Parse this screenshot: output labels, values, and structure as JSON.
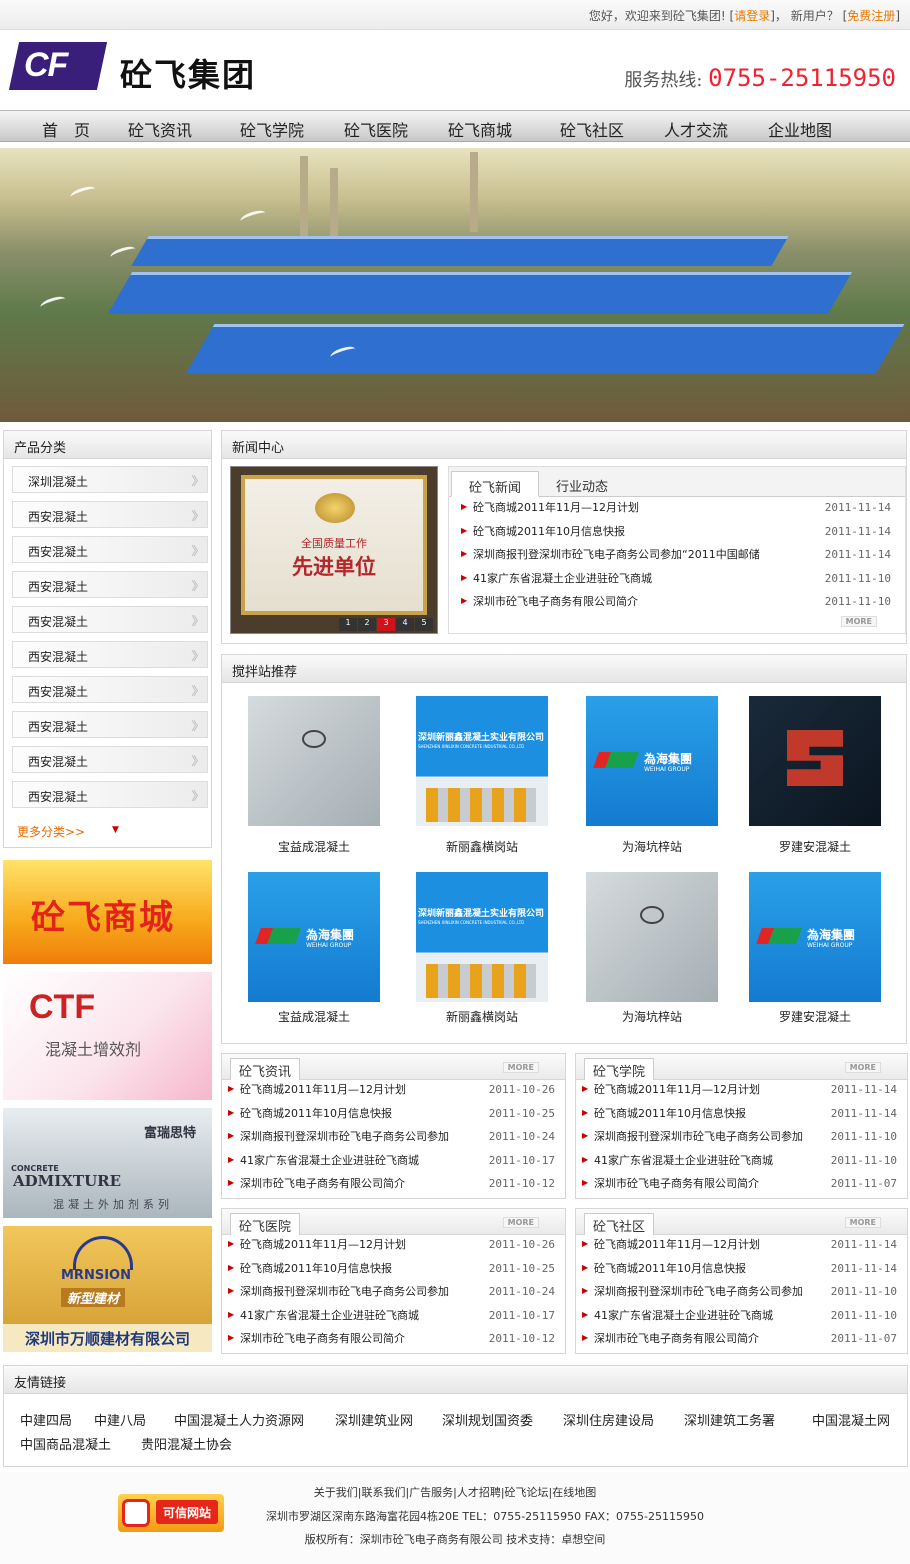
{
  "topbar": {
    "welcome": "您好，欢迎来到砼飞集团!",
    "login_label": "请登录",
    "new_user": "新用户？",
    "register_label": "免费注册"
  },
  "header": {
    "logo_mark": "CF",
    "company_name": "砼飞集团",
    "hotline_label": "服务热线:",
    "hotline_number": "0755-25115950"
  },
  "nav": [
    "首　页",
    "砼飞资讯",
    "砼飞学院",
    "砼飞医院",
    "砼飞商城",
    "砼飞社区",
    "人才交流",
    "企业地图"
  ],
  "categories": {
    "title": "产品分类",
    "items": [
      "深圳混凝土",
      "西安混凝土",
      "西安混凝土",
      "西安混凝土",
      "西安混凝土",
      "西安混凝土",
      "西安混凝土",
      "西安混凝土",
      "西安混凝土",
      "西安混凝土"
    ],
    "more_label": "更多分类>>"
  },
  "ads": {
    "mall_text": "砼飞商城",
    "ctf_logo": "CTF",
    "ctf_text": "混凝土增效剂",
    "admix_brand": "富瑞思特",
    "admix_concrete": "CONCRETE",
    "admix_title": "ADMIXTURE",
    "admix_sub": "混凝土外加剂系列",
    "wanshun_logo": "MRNSION",
    "wanshun_banner": "新型建材",
    "wanshun_name": "深圳市万顺建材有限公司"
  },
  "news_center": {
    "title": "新闻中心",
    "image_line1": "全国质量工作",
    "image_line2": "先进单位",
    "pager": [
      "1",
      "2",
      "3",
      "4",
      "5"
    ],
    "tabs": [
      "砼飞新闻",
      "行业动态"
    ],
    "items": [
      {
        "title": "砼飞商城2011年11月—12月计划",
        "date": "2011-11-14"
      },
      {
        "title": "砼飞商城2011年10月信息快报",
        "date": "2011-11-14"
      },
      {
        "title": "深圳商报刊登深圳市砼飞电子商务公司参加“2011中国邮储",
        "date": "2011-11-14"
      },
      {
        "title": "41家广东省混凝土企业进驻砼飞商城",
        "date": "2011-11-10"
      },
      {
        "title": "深圳市砼飞电子商务有限公司简介",
        "date": "2011-11-10"
      }
    ],
    "more_label": "MORE"
  },
  "stations": {
    "title": "搅拌站推荐",
    "items": [
      {
        "name": "宝益成混凝土",
        "type": "gray"
      },
      {
        "name": "新丽鑫横岗站",
        "type": "xinlixin"
      },
      {
        "name": "为海坑梓站",
        "type": "weihai"
      },
      {
        "name": "罗建安混凝土",
        "type": "dark"
      },
      {
        "name": "宝益成混凝土",
        "type": "weihai"
      },
      {
        "name": "新丽鑫横岗站",
        "type": "xinlixin"
      },
      {
        "name": "为海坑梓站",
        "type": "gray"
      },
      {
        "name": "罗建安混凝土",
        "type": "weihai"
      }
    ],
    "xinlixin_cn": "深圳新丽鑫混凝土实业有限公司",
    "xinlixin_en": "SHENZHEN XINLIXIN CONCRETE INDUSTRIAL CO.,LTD",
    "weihai_cn": "為海集團",
    "weihai_en": "WEIHAI GROUP"
  },
  "columns": [
    {
      "title": "砼飞资讯",
      "items": [
        {
          "title": "砼飞商城2011年11月—12月计划",
          "date": "2011-10-26"
        },
        {
          "title": "砼飞商城2011年10月信息快报",
          "date": "2011-10-25"
        },
        {
          "title": "深圳商报刊登深圳市砼飞电子商务公司参加",
          "date": "2011-10-24"
        },
        {
          "title": "41家广东省混凝土企业进驻砼飞商城",
          "date": "2011-10-17"
        },
        {
          "title": "深圳市砼飞电子商务有限公司简介",
          "date": "2011-10-12"
        }
      ]
    },
    {
      "title": "砼飞学院",
      "items": [
        {
          "title": "砼飞商城2011年11月—12月计划",
          "date": "2011-11-14"
        },
        {
          "title": "砼飞商城2011年10月信息快报",
          "date": "2011-11-14"
        },
        {
          "title": "深圳商报刊登深圳市砼飞电子商务公司参加",
          "date": "2011-11-10"
        },
        {
          "title": "41家广东省混凝土企业进驻砼飞商城",
          "date": "2011-11-10"
        },
        {
          "title": "深圳市砼飞电子商务有限公司简介",
          "date": "2011-11-07"
        }
      ]
    },
    {
      "title": "砼飞医院",
      "items": [
        {
          "title": "砼飞商城2011年11月—12月计划",
          "date": "2011-10-26"
        },
        {
          "title": "砼飞商城2011年10月信息快报",
          "date": "2011-10-25"
        },
        {
          "title": "深圳商报刊登深圳市砼飞电子商务公司参加",
          "date": "2011-10-24"
        },
        {
          "title": "41家广东省混凝土企业进驻砼飞商城",
          "date": "2011-10-17"
        },
        {
          "title": "深圳市砼飞电子商务有限公司简介",
          "date": "2011-10-12"
        }
      ]
    },
    {
      "title": "砼飞社区",
      "items": [
        {
          "title": "砼飞商城2011年11月—12月计划",
          "date": "2011-11-14"
        },
        {
          "title": "砼飞商城2011年10月信息快报",
          "date": "2011-11-14"
        },
        {
          "title": "深圳商报刊登深圳市砼飞电子商务公司参加",
          "date": "2011-11-10"
        },
        {
          "title": "41家广东省混凝土企业进驻砼飞商城",
          "date": "2011-11-10"
        },
        {
          "title": "深圳市砼飞电子商务有限公司简介",
          "date": "2011-11-07"
        }
      ]
    }
  ],
  "friend_links": {
    "title": "友情链接",
    "links": [
      "中建四局",
      "中建八局",
      "中国混凝土人力资源网",
      "深圳建筑业网",
      "深圳规划国资委",
      "深圳住房建设局",
      "深圳建筑工务署",
      "中国混凝土网",
      "中国商品混凝土",
      "贵阳混凝土协会"
    ]
  },
  "footer": {
    "links": "关于我们|联系我们|广告服务|人才招聘|砼飞论坛|在线地图",
    "address": "深圳市罗湖区深南东路海富花园4栋20E TEL：0755-25115950 FAX：0755-25115950",
    "copyright": "版权所有：深圳市砼飞电子商务有限公司 技术支持：卓想空间",
    "trust_badge": "可信网站"
  }
}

* [WORK INSTRUCTIONS] Pictures stay out; reproduce every line of the records exactly.

* [CORRECT ANSWER]
Parse this screenshot: output labels, values, and structure as JSON.
{
  "topbar": {
    "welcome": "您好，欢迎来到砼飞集团!",
    "login_label": "请登录",
    "new_user": "新用户？",
    "register_label": "免费注册"
  },
  "header": {
    "logo_mark": "CF",
    "company_name": "砼飞集团",
    "hotline_label": "服务热线:",
    "hotline_number": "0755-25115950"
  },
  "nav": [
    "首　页",
    "砼飞资讯",
    "砼飞学院",
    "砼飞医院",
    "砼飞商城",
    "砼飞社区",
    "人才交流",
    "企业地图"
  ],
  "categories": {
    "title": "产品分类",
    "items": [
      "深圳混凝土",
      "西安混凝土",
      "西安混凝土",
      "西安混凝土",
      "西安混凝土",
      "西安混凝土",
      "西安混凝土",
      "西安混凝土",
      "西安混凝土",
      "西安混凝土"
    ],
    "more_label": "更多分类>>"
  },
  "ads": {
    "mall_text": "砼飞商城",
    "ctf_logo": "CTF",
    "ctf_text": "混凝土增效剂",
    "admix_brand": "富瑞思特",
    "admix_concrete": "CONCRETE",
    "admix_title": "ADMIXTURE",
    "admix_sub": "混凝土外加剂系列",
    "wanshun_logo": "MRNSION",
    "wanshun_banner": "新型建材",
    "wanshun_name": "深圳市万顺建材有限公司"
  },
  "news_center": {
    "title": "新闻中心",
    "image_line1": "全国质量工作",
    "image_line2": "先进单位",
    "pager": [
      "1",
      "2",
      "3",
      "4",
      "5"
    ],
    "tabs": [
      "砼飞新闻",
      "行业动态"
    ],
    "items": [
      {
        "title": "砼飞商城2011年11月—12月计划",
        "date": "2011-11-14"
      },
      {
        "title": "砼飞商城2011年10月信息快报",
        "date": "2011-11-14"
      },
      {
        "title": "深圳商报刊登深圳市砼飞电子商务公司参加“2011中国邮储",
        "date": "2011-11-14"
      },
      {
        "title": "41家广东省混凝土企业进驻砼飞商城",
        "date": "2011-11-10"
      },
      {
        "title": "深圳市砼飞电子商务有限公司简介",
        "date": "2011-11-10"
      }
    ],
    "more_label": "MORE"
  },
  "stations": {
    "title": "搅拌站推荐",
    "items": [
      {
        "name": "宝益成混凝土",
        "type": "gray"
      },
      {
        "name": "新丽鑫横岗站",
        "type": "xinlixin"
      },
      {
        "name": "为海坑梓站",
        "type": "weihai"
      },
      {
        "name": "罗建安混凝土",
        "type": "dark"
      },
      {
        "name": "宝益成混凝土",
        "type": "weihai"
      },
      {
        "name": "新丽鑫横岗站",
        "type": "xinlixin"
      },
      {
        "name": "为海坑梓站",
        "type": "gray"
      },
      {
        "name": "罗建安混凝土",
        "type": "weihai"
      }
    ],
    "xinlixin_cn": "深圳新丽鑫混凝土实业有限公司",
    "xinlixin_en": "SHENZHEN XINLIXIN CONCRETE INDUSTRIAL CO.,LTD",
    "weihai_cn": "為海集團",
    "weihai_en": "WEIHAI GROUP"
  },
  "columns": [
    {
      "title": "砼飞资讯",
      "items": [
        {
          "title": "砼飞商城2011年11月—12月计划",
          "date": "2011-10-26"
        },
        {
          "title": "砼飞商城2011年10月信息快报",
          "date": "2011-10-25"
        },
        {
          "title": "深圳商报刊登深圳市砼飞电子商务公司参加",
          "date": "2011-10-24"
        },
        {
          "title": "41家广东省混凝土企业进驻砼飞商城",
          "date": "2011-10-17"
        },
        {
          "title": "深圳市砼飞电子商务有限公司简介",
          "date": "2011-10-12"
        }
      ]
    },
    {
      "title": "砼飞学院",
      "items": [
        {
          "title": "砼飞商城2011年11月—12月计划",
          "date": "2011-11-14"
        },
        {
          "title": "砼飞商城2011年10月信息快报",
          "date": "2011-11-14"
        },
        {
          "title": "深圳商报刊登深圳市砼飞电子商务公司参加",
          "date": "2011-11-10"
        },
        {
          "title": "41家广东省混凝土企业进驻砼飞商城",
          "date": "2011-11-10"
        },
        {
          "title": "深圳市砼飞电子商务有限公司简介",
          "date": "2011-11-07"
        }
      ]
    },
    {
      "title": "砼飞医院",
      "items": [
        {
          "title": "砼飞商城2011年11月—12月计划",
          "date": "2011-10-26"
        },
        {
          "title": "砼飞商城2011年10月信息快报",
          "date": "2011-10-25"
        },
        {
          "title": "深圳商报刊登深圳市砼飞电子商务公司参加",
          "date": "2011-10-24"
        },
        {
          "title": "41家广东省混凝土企业进驻砼飞商城",
          "date": "2011-10-17"
        },
        {
          "title": "深圳市砼飞电子商务有限公司简介",
          "date": "2011-10-12"
        }
      ]
    },
    {
      "title": "砼飞社区",
      "items": [
        {
          "title": "砼飞商城2011年11月—12月计划",
          "date": "2011-11-14"
        },
        {
          "title": "砼飞商城2011年10月信息快报",
          "date": "2011-11-14"
        },
        {
          "title": "深圳商报刊登深圳市砼飞电子商务公司参加",
          "date": "2011-11-10"
        },
        {
          "title": "41家广东省混凝土企业进驻砼飞商城",
          "date": "2011-11-10"
        },
        {
          "title": "深圳市砼飞电子商务有限公司简介",
          "date": "2011-11-07"
        }
      ]
    }
  ],
  "friend_links": {
    "title": "友情链接",
    "links": [
      "中建四局",
      "中建八局",
      "中国混凝土人力资源网",
      "深圳建筑业网",
      "深圳规划国资委",
      "深圳住房建设局",
      "深圳建筑工务署",
      "中国混凝土网",
      "中国商品混凝土",
      "贵阳混凝土协会"
    ]
  },
  "footer": {
    "links": "关于我们|联系我们|广告服务|人才招聘|砼飞论坛|在线地图",
    "address": "深圳市罗湖区深南东路海富花园4栋20E TEL：0755-25115950 FAX：0755-25115950",
    "copyright": "版权所有：深圳市砼飞电子商务有限公司 技术支持：卓想空间",
    "trust_badge": "可信网站"
  }
}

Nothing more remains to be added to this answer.